What to produce
Take every line from the listing below that contains "JSON".

Dataset content
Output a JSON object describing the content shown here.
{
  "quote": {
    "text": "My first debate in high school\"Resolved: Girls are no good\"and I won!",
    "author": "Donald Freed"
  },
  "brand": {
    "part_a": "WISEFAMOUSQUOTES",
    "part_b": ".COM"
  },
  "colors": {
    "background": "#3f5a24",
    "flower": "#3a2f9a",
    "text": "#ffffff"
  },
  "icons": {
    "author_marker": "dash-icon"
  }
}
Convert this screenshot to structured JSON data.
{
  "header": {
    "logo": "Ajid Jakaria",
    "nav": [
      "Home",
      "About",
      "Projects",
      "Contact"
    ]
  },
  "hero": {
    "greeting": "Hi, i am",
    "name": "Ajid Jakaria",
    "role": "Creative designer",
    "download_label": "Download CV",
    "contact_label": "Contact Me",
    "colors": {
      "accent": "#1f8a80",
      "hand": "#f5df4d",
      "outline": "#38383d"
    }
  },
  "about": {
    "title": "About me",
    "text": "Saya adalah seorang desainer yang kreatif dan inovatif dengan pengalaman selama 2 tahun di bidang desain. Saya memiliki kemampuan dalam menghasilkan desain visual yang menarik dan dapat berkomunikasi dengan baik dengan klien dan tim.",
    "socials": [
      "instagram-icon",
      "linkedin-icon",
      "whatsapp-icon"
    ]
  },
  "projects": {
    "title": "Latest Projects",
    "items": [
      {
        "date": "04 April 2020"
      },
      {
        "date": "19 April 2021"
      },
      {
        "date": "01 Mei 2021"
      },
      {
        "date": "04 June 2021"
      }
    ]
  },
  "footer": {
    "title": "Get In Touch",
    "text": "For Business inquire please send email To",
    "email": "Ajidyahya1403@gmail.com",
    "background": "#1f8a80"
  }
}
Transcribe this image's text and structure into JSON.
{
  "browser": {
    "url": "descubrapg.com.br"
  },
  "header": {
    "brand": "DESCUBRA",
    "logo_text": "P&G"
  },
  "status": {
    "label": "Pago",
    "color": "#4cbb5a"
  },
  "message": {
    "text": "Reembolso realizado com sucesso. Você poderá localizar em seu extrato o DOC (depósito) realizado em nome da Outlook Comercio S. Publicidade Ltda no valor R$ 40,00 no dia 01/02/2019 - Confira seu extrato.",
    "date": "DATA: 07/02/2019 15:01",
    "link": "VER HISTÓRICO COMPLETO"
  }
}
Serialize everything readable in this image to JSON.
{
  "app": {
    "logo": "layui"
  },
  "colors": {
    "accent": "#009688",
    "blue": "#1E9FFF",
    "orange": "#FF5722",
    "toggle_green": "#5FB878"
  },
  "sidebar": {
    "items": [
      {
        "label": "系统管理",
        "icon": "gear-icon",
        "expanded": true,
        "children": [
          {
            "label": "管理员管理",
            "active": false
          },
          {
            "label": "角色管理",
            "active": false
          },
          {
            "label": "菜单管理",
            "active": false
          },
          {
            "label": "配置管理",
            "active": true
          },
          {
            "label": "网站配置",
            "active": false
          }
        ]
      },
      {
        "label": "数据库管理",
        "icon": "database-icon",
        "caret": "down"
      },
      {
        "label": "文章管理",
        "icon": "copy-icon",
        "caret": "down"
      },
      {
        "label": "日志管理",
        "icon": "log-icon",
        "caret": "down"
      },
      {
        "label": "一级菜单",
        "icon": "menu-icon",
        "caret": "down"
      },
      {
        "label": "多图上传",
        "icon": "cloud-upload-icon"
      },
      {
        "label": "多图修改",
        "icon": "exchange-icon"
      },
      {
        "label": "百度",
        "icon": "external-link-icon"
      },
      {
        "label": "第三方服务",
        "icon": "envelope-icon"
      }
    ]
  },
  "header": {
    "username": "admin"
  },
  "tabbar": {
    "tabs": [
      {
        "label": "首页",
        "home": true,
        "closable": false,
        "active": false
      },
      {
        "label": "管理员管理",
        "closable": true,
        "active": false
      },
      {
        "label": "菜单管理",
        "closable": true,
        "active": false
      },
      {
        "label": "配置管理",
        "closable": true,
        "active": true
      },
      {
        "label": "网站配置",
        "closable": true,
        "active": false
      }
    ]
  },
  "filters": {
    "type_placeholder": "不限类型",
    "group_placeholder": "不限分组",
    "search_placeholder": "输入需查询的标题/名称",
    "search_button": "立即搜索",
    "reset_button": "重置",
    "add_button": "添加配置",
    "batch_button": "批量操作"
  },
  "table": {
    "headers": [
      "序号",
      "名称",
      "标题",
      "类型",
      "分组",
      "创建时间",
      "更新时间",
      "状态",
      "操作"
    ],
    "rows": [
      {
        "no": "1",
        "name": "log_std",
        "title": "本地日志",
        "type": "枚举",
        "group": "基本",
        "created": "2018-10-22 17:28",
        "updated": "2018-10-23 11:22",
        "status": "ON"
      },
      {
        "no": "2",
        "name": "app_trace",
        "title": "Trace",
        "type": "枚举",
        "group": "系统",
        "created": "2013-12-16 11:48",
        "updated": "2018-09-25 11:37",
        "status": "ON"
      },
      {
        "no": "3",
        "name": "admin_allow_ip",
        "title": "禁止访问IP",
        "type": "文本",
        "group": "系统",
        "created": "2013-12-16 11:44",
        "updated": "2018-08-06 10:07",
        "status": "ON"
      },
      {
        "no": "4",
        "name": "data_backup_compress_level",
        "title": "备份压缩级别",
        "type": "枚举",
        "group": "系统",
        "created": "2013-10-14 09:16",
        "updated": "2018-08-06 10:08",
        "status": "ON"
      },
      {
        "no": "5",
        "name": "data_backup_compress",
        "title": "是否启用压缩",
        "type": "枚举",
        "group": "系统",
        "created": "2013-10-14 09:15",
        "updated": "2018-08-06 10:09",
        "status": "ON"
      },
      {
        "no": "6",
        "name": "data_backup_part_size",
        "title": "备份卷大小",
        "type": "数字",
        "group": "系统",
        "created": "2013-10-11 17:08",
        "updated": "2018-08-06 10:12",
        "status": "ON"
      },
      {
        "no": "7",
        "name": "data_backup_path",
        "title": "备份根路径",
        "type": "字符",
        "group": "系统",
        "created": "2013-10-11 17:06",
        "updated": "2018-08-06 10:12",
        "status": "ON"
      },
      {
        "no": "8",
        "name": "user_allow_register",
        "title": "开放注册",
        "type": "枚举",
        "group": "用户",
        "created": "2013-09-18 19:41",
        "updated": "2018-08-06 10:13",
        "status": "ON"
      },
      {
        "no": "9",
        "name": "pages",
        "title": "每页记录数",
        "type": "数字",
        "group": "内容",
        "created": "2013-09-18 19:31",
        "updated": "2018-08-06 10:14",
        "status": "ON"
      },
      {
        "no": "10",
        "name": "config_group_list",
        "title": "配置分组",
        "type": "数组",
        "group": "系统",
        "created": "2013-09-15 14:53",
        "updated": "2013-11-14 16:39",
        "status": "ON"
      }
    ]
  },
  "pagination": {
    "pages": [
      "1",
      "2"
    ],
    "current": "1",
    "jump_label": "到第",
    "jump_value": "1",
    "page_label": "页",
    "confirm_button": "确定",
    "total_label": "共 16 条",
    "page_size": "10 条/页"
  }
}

Exercise result
Output a JSON object describing the content shown here.
Convert this screenshot to structured JSON data.
Transcribe this image's text and structure into JSON.
Serialize everything readable in this image to JSON.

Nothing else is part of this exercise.